▸ **本文抜粋**:

「小皇帝」誕生パーティー見聞録

菅納ひろむ

る日、次男が幼稚園から可愛いインビテーションカードを持って帰った。「今度の金曜日、マクドナルドで僕の誕生パーティーをやります。ぜひ来て下さい」と中国語で書いてある。生まれて初めて、しかも中国の友達からのご招待!
   息子が通うのは、三里屯のバー街の真ん中にある三里屯幼稚園。大使館街に近いため、外国人の園児が30%程いるが、れっきとした中国の幼稚園であり、カリキュラム、言語ともに完全に中国スタンダードで運営されている。
   もう1年半も通っているので、かなり中国語でコミュニケーションができているはずなのだが、朝、自転車で送っていく際は、大抵急いでいるので、ゆっくりと子供の様子を見たことがない。  せっかくのお招きなので、当日は仕事を早退して父親自ら次男に付き添うこととした。うわさに聞く「小皇帝」の誕生会とはいかなるものか、次男はちゃんと幼稚園のみんなに溶け込んでいるのか、期待と不安で朝から親の方がソワソワしながら夕刻を迎えた。
ロウソクを吹き消す「小皇帝」
   マクドナルドの2階、子供用プレイルームがある一角を借り切ってパーティーが始まった。参加したのは10数名のクラスメート(出席率50%程度)、それに驚いたことに担任の先生まで自分の子供を連れて参加している。付き添いの親は、父親と母親が半々というのも中国的だ。日本ならまず父親は来ないところだ。私も他に男がいてホッとした。
   マクドナルドではしょっちゅうこうした催しをやっているらしく、専門のお姉さんがいてテキパキと会を進行していく。「ハッピー・バースデイ・ツー・ユー」を合唱したり、ちょっとしたゲームをしたり、といった具合だ。ハンバーガー、フライドポテト、ジュース類が、これでもか、というくらい出てきて、子供達がぱくつく。もう食べられないだろうと思うのに、そこはやはり大型の誕生ケーキが登場し、主人公の「小皇帝」クンが5本のロウソクを吹き消すところがクライマックス。結局ケーキもぺろりと平らげると、今度はプレイルームに河岸を変えて、後はひたすら騒々しく遊び続ける・・・と言うのが大体の進行である。

▸ **抜粋資料**:

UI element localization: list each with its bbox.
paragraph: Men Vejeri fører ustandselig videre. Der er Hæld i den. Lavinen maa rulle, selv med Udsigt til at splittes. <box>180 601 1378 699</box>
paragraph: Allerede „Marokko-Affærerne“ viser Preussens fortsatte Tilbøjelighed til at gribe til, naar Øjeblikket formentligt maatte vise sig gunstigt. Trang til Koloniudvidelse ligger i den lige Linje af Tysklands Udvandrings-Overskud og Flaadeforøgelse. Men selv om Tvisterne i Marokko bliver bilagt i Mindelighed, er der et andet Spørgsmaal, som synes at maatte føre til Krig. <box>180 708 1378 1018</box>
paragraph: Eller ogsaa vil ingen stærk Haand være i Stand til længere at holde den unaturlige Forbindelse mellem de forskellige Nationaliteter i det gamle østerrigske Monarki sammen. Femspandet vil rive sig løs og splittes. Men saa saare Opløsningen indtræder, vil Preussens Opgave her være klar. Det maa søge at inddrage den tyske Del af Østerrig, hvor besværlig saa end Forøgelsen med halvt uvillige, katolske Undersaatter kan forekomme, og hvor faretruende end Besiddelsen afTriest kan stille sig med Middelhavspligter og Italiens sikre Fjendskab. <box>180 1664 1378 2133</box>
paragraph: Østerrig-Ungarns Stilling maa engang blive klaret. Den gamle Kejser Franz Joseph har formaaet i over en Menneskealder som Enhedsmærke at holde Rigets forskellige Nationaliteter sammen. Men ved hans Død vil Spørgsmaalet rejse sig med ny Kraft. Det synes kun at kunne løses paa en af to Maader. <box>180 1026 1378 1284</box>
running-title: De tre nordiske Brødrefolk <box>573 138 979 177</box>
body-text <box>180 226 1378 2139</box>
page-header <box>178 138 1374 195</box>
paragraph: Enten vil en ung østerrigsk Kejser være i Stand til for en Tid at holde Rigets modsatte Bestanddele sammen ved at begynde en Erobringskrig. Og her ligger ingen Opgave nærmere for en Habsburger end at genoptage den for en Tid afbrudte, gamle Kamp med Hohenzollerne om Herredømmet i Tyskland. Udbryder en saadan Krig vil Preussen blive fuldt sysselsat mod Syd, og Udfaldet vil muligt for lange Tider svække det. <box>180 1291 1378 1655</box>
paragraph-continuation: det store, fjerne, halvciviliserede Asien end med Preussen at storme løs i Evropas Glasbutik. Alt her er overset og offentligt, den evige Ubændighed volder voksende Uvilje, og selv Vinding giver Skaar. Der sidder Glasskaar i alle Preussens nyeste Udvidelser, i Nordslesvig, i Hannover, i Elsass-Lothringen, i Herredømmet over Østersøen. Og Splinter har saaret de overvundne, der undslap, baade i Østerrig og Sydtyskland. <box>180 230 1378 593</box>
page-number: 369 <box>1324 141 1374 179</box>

▸ **練習問題**:
[a] 誕生パーティー見聞録の本文のうち、「マクドナルドではしょっちゅう」から「と言うのが大体の進行である。」までを、両端の語句も含めて正確に書き写しなさい。
[b] 誕生パーティー見聞録の文章が途切れたところから、その続きを書き進めなさい。

▸ **解答**:
[a]
マクドナルドではしょっちゅうこうした催しをやっているらしく、専門のお姉さんがいてテキパキと会を進行していく。「ハッピー・バースデイ・ツー・ユー」を合唱したり、ちょっとしたゲームをしたり、といった具合だ。ハンバーガー、フライドポテト、ジュース類が、これでもか、というくらい出てきて、子供達がぱくつく。もう食べられないだろうと思うのに、そこはやはり大型の誕生ケーキが登場し、主人公の「小皇帝」クンが5本のロウソクを吹き消すところがクライマックス。結局ケーキもぺろりと平らげると、今度はプレイルームに河岸を変えて、後はひたすら騒々しく遊び続ける・・・と言うのが大体の進行である。

[b]
   その間、親と先生は、やはりハンバーガーを食べながら雑談に花を咲かせる。さしずめ非公式の父兄懇談会といった様相だ。中には話の輪から離れて一人で本を読んでたりするシャイなお父さんもいる。私は「言葉が不自由」だし、日本にいてもヨソの母親達と話すのは苦手なところ。でも、この父親を見て、私も安心して「懇談会」から離れてじっくり子供の様子を観察することとした。
   いやはや、子供達の遊びっぷりのパワフルなこと。やはり「言葉が不自由」な次男も、ちゃんと中国語を使って楽しそうに遊んでいる。少々の言葉のハンディは中国の子も本人もまったく気にしていないようだ。それどころか、ぶつかったり抱き合ったりして飽くこともなく遊び続けている。
   このようなパーティーが中国でどの程度一般的なのかはわからないが、少なくとも三里屯幼稚園のような高額所得者が多いと思われる幼稚園では、そう特殊な例ではないようだ。呼ばれた方も、ちょっとしたプレゼントを持って来てはいるが、さほど負担に感じている様子ではなく、割と標準的で気さくな感じの催しと見受けられた。家族同士ではもっと高級なレストランなんかでやるのかも知れないけど。
   主役の男の子も、この日ばかりは存分にわがままな「小皇帝」ぶりを発揮して楽しそうだったし、呼ばれた子供達もみんな可愛くて、幼稚園での様子がよくわかって親としても価値のある体験だった。
   帰途、次男に感想を聞いたところ「うん、てぃごいたのちかったよ*」とのことだった。そりゃ、あれだけ喰って遊べば楽しかろう。
   それにしても、小さい頃からたくさん中国の友達ができて羨ましい限りだ。